→ **SHORT TASK**: Write out each record below exactly as it appears, with no pictures.

→ **TASK MATERIAL**:
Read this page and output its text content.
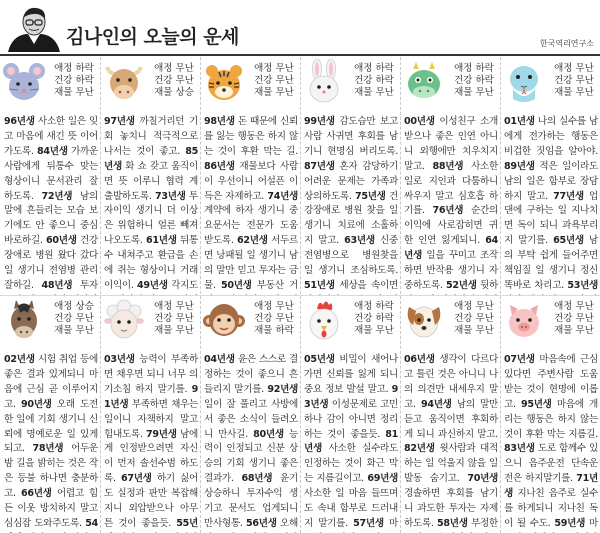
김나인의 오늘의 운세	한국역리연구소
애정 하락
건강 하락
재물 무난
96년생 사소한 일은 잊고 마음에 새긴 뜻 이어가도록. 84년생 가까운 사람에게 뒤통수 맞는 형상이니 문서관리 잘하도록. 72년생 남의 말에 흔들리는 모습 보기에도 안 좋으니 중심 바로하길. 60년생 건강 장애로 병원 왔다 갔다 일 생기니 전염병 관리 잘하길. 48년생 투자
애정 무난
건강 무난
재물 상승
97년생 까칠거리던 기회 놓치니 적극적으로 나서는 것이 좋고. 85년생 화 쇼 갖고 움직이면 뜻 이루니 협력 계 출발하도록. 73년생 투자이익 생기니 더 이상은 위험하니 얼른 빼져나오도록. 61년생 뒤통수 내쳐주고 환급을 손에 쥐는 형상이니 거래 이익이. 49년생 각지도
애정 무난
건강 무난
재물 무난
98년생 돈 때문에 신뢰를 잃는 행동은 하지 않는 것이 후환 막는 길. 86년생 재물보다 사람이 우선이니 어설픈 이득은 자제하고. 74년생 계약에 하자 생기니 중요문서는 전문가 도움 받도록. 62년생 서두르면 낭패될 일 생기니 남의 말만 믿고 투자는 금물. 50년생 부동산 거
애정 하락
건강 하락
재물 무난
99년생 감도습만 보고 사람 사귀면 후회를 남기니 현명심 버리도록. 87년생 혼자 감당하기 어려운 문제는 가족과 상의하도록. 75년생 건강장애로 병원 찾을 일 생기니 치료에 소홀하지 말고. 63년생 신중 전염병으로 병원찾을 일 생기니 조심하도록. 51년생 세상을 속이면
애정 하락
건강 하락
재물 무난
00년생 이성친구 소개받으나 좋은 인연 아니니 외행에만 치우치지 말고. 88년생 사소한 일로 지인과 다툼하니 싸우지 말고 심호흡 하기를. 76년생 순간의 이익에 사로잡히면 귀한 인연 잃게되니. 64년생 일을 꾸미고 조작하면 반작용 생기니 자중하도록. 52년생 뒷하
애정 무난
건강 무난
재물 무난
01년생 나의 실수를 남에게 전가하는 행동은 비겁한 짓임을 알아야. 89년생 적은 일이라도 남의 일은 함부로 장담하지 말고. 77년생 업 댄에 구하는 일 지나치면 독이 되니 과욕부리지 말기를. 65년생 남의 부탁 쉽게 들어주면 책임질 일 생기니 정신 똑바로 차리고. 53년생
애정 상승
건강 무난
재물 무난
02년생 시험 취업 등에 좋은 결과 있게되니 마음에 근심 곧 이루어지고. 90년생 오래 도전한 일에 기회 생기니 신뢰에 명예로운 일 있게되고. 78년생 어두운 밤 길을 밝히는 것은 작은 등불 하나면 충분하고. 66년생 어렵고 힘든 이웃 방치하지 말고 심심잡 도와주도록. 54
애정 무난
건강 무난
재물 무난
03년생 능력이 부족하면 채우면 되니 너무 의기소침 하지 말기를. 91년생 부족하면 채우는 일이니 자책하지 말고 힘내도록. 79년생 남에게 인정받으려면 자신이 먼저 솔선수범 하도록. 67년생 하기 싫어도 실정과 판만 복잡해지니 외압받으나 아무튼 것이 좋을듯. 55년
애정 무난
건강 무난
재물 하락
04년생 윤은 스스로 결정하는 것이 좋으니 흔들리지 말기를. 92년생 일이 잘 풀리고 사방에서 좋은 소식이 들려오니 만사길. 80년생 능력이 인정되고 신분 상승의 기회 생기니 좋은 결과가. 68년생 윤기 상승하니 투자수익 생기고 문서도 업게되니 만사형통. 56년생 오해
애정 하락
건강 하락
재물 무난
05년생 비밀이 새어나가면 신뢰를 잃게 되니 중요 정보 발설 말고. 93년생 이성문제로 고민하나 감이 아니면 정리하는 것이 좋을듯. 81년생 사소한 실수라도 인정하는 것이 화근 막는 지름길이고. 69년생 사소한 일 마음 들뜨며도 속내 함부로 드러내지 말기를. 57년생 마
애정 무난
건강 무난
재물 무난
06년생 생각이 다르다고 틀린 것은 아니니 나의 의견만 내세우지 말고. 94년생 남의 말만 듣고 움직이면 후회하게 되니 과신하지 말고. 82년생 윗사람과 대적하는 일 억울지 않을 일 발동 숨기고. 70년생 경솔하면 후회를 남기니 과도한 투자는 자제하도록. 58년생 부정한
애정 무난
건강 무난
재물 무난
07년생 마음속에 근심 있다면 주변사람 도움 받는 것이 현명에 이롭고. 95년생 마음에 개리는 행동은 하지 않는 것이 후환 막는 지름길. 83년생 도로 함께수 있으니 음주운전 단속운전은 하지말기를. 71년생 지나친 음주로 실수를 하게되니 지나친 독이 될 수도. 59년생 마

→ **SOLUTION**:
Read this page and output its text content.
김나인의 오늘의 운세	한국역리연구소
애정 하락
건강 하락
재물 무난
96년생 사소한 일은 잊고 마음에 새긴 뜻 이어가도록. 84년생 가까운 사람에게 뒤통수 맞는 형상이니 문서관리 잘하도록. 72년생 남의 말에 흔들리는 모습 보기에도 안 좋으니 중심 바로하길. 60년생 건강 장애로 병원 왔다 갔다 일 생기니 전염병 관리 잘하길. 48년생 투자
애정 무난
건강 무난
재물 상승
97년생 까칠거리던 기회 놓치니 적극적으로 나서는 것이 좋고. 85년생 화 쇼 갖고 움직이면 뜻 이루니 협력 계 출발하도록. 73년생 투자이익 생기니 더 이상은 위험하니 얼른 빼져나오도록. 61년생 뒤통수 내쳐주고 환급을 손에 쥐는 형상이니 거래 이익이. 49년생 각지도
애정 무난
건강 무난
재물 무난
98년생 돈 때문에 신뢰를 잃는 행동은 하지 않는 것이 후환 막는 길. 86년생 재물보다 사람이 우선이니 어설픈 이득은 자제하고. 74년생 계약에 하자 생기니 중요문서는 전문가 도움 받도록. 62년생 서두르면 낭패될 일 생기니 남의 말만 믿고 투자는 금물. 50년생 부동산 거
애정 하락
건강 하락
재물 무난
99년생 감도습만 보고 사람 사귀면 후회를 남기니 현명심 버리도록. 87년생 혼자 감당하기 어려운 문제는 가족과 상의하도록. 75년생 건강장애로 병원 찾을 일 생기니 치료에 소홀하지 말고. 63년생 신중 전염병으로 병원찾을 일 생기니 조심하도록. 51년생 세상을 속이면
애정 하락
건강 하락
재물 무난
00년생 이성친구 소개받으나 좋은 인연 아니니 외행에만 치우치지 말고. 88년생 사소한 일로 지인과 다툼하니 싸우지 말고 심호흡 하기를. 76년생 순간의 이익에 사로잡히면 귀한 인연 잃게되니. 64년생 일을 꾸미고 조작하면 반작용 생기니 자중하도록. 52년생 뒷하
애정 무난
건강 무난
재물 무난
01년생 나의 실수를 남에게 전가하는 행동은 비겁한 짓임을 알아야. 89년생 적은 일이라도 남의 일은 함부로 장담하지 말고. 77년생 업 댄에 구하는 일 지나치면 독이 되니 과욕부리지 말기를. 65년생 남의 부탁 쉽게 들어주면 책임질 일 생기니 정신 똑바로 차리고. 53년생
애정 상승
건강 무난
재물 무난
02년생 시험 취업 등에 좋은 결과 있게되니 마음에 근심 곧 이루어지고. 90년생 오래 도전한 일에 기회 생기니 신뢰에 명예로운 일 있게되고. 78년생 어두운 밤 길을 밝히는 것은 작은 등불 하나면 충분하고. 66년생 어렵고 힘든 이웃 방치하지 말고 심심잡 도와주도록. 54
애정 무난
건강 무난
재물 무난
03년생 능력이 부족하면 채우면 되니 너무 의기소침 하지 말기를. 91년생 부족하면 채우는 일이니 자책하지 말고 힘내도록. 79년생 남에게 인정받으려면 자신이 먼저 솔선수범 하도록. 67년생 하기 싫어도 실정과 판만 복잡해지니 외압받으나 아무튼 것이 좋을듯. 55년
애정 무난
건강 무난
재물 하락
04년생 윤은 스스로 결정하는 것이 좋으니 흔들리지 말기를. 92년생 일이 잘 풀리고 사방에서 좋은 소식이 들려오니 만사길. 80년생 능력이 인정되고 신분 상승의 기회 생기니 좋은 결과가. 68년생 윤기 상승하니 투자수익 생기고 문서도 업게되니 만사형통. 56년생 오해
애정 하락
건강 하락
재물 무난
05년생 비밀이 새어나가면 신뢰를 잃게 되니 중요 정보 발설 말고. 93년생 이성문제로 고민하나 감이 아니면 정리하는 것이 좋을듯. 81년생 사소한 실수라도 인정하는 것이 화근 막는 지름길이고. 69년생 사소한 일 마음 들뜨며도 속내 함부로 드러내지 말기를. 57년생 마
애정 무난
건강 무난
재물 무난
06년생 생각이 다르다고 틀린 것은 아니니 나의 의견만 내세우지 말고. 94년생 남의 말만 듣고 움직이면 후회하게 되니 과신하지 말고. 82년생 윗사람과 대적하는 일 억울지 않을 일 발동 숨기고. 70년생 경솔하면 후회를 남기니 과도한 투자는 자제하도록. 58년생 부정한
애정 무난
건강 무난
재물 무난
07년생 마음속에 근심 있다면 주변사람 도움 받는 것이 현명에 이롭고. 95년생 마음에 개리는 행동은 하지 않는 것이 후환 막는 지름길. 83년생 도로 함께수 있으니 음주운전 단속운전은 하지말기를. 71년생 지나친 음주로 실수를 하게되니 지나친 독이 될 수도. 59년생 마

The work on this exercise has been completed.